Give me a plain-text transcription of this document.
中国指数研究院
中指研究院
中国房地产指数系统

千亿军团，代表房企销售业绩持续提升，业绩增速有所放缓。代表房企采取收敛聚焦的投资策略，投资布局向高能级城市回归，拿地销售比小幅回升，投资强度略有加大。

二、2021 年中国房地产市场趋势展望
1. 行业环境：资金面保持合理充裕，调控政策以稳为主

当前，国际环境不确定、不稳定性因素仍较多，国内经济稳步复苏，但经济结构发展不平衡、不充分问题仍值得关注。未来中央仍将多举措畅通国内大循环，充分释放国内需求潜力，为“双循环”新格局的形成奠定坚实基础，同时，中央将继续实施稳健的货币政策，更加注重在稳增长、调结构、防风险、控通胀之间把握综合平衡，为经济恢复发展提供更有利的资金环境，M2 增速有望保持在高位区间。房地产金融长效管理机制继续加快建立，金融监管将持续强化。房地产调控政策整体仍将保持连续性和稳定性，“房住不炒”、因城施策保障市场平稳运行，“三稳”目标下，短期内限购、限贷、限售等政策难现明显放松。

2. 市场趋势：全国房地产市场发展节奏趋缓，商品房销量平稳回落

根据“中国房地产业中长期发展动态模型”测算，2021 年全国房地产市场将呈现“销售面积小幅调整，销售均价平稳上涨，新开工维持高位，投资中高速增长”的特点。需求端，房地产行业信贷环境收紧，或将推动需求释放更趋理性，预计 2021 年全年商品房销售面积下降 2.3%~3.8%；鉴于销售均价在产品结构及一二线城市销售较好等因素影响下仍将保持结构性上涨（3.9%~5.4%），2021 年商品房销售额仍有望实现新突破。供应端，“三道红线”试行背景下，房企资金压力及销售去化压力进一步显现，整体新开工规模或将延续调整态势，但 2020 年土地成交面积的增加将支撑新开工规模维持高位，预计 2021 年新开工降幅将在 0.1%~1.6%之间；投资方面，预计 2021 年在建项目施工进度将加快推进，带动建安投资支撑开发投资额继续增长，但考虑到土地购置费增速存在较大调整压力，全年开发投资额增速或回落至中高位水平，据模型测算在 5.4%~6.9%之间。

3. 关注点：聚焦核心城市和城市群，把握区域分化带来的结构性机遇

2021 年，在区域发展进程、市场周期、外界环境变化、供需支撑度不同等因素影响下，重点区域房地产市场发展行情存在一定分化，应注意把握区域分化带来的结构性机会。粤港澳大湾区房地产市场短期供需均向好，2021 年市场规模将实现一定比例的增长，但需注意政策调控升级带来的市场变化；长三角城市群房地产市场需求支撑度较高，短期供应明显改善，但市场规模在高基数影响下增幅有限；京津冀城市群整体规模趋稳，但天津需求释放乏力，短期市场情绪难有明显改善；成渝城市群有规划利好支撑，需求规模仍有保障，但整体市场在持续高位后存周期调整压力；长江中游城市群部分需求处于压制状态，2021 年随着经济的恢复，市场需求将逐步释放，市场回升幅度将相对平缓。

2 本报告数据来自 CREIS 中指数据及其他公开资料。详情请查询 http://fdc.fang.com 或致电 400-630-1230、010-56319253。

------------------------

▶ _TASK OBJECTIVE_
All of the entries must be written out exactly as they stand.

▶ _FULL OUTPUT_
Give me a plain-text transcription of this document.
中国指数研究院
中指研究院
中国房地产指数系统

千亿军团，代表房企销售业绩持续提升，业绩增速有所放缓。代表房企采取收敛聚焦的投资策略，投资布局向高能级城市回归，拿地销售比小幅回升，投资强度略有加大。

二、2021 年中国房地产市场趋势展望
1. 行业环境：资金面保持合理充裕，调控政策以稳为主

当前，国际环境不确定、不稳定性因素仍较多，国内经济稳步复苏，但经济结构发展不平衡、不充分问题仍值得关注。未来中央仍将多举措畅通国内大循环，充分释放国内需求潜力，为“双循环”新格局的形成奠定坚实基础，同时，中央将继续实施稳健的货币政策，更加注重在稳增长、调结构、防风险、控通胀之间把握综合平衡，为经济恢复发展提供更有利的资金环境，M2 增速有望保持在高位区间。房地产金融长效管理机制继续加快建立，金融监管将持续强化。房地产调控政策整体仍将保持连续性和稳定性，“房住不炒”、因城施策保障市场平稳运行，“三稳”目标下，短期内限购、限贷、限售等政策难现明显放松。

2. 市场趋势：全国房地产市场发展节奏趋缓，商品房销量平稳回落

根据“中国房地产业中长期发展动态模型”测算，2021 年全国房地产市场将呈现“销售面积小幅调整，销售均价平稳上涨，新开工维持高位，投资中高速增长”的特点。需求端，房地产行业信贷环境收紧，或将推动需求释放更趋理性，预计 2021 年全年商品房销售面积下降 2.3%~3.8%；鉴于销售均价在产品结构及一二线城市销售较好等因素影响下仍将保持结构性上涨（3.9%~5.4%），2021 年商品房销售额仍有望实现新突破。供应端，“三道红线”试行背景下，房企资金压力及销售去化压力进一步显现，整体新开工规模或将延续调整态势，但 2020 年土地成交面积的增加将支撑新开工规模维持高位，预计 2021 年新开工降幅将在 0.1%~1.6%之间；投资方面，预计 2021 年在建项目施工进度将加快推进，带动建安投资支撑开发投资额继续增长，但考虑到土地购置费增速存在较大调整压力，全年开发投资额增速或回落至中高位水平，据模型测算在 5.4%~6.9%之间。

3. 关注点：聚焦核心城市和城市群，把握区域分化带来的结构性机遇

2021 年，在区域发展进程、市场周期、外界环境变化、供需支撑度不同等因素影响下，重点区域房地产市场发展行情存在一定分化，应注意把握区域分化带来的结构性机会。粤港澳大湾区房地产市场短期供需均向好，2021 年市场规模将实现一定比例的增长，但需注意政策调控升级带来的市场变化；长三角城市群房地产市场需求支撑度较高，短期供应明显改善，但市场规模在高基数影响下增幅有限；京津冀城市群整体规模趋稳，但天津需求释放乏力，短期市场情绪难有明显改善；成渝城市群有规划利好支撑，需求规模仍有保障，但整体市场在持续高位后存周期调整压力；长江中游城市群部分需求处于压制状态，2021 年随着经济的恢复，市场需求将逐步释放，市场回升幅度将相对平缓。

2 本报告数据来自 CREIS 中指数据及其他公开资料。详情请查询 http://fdc.fang.com 或致电 400-630-1230、010-56319253。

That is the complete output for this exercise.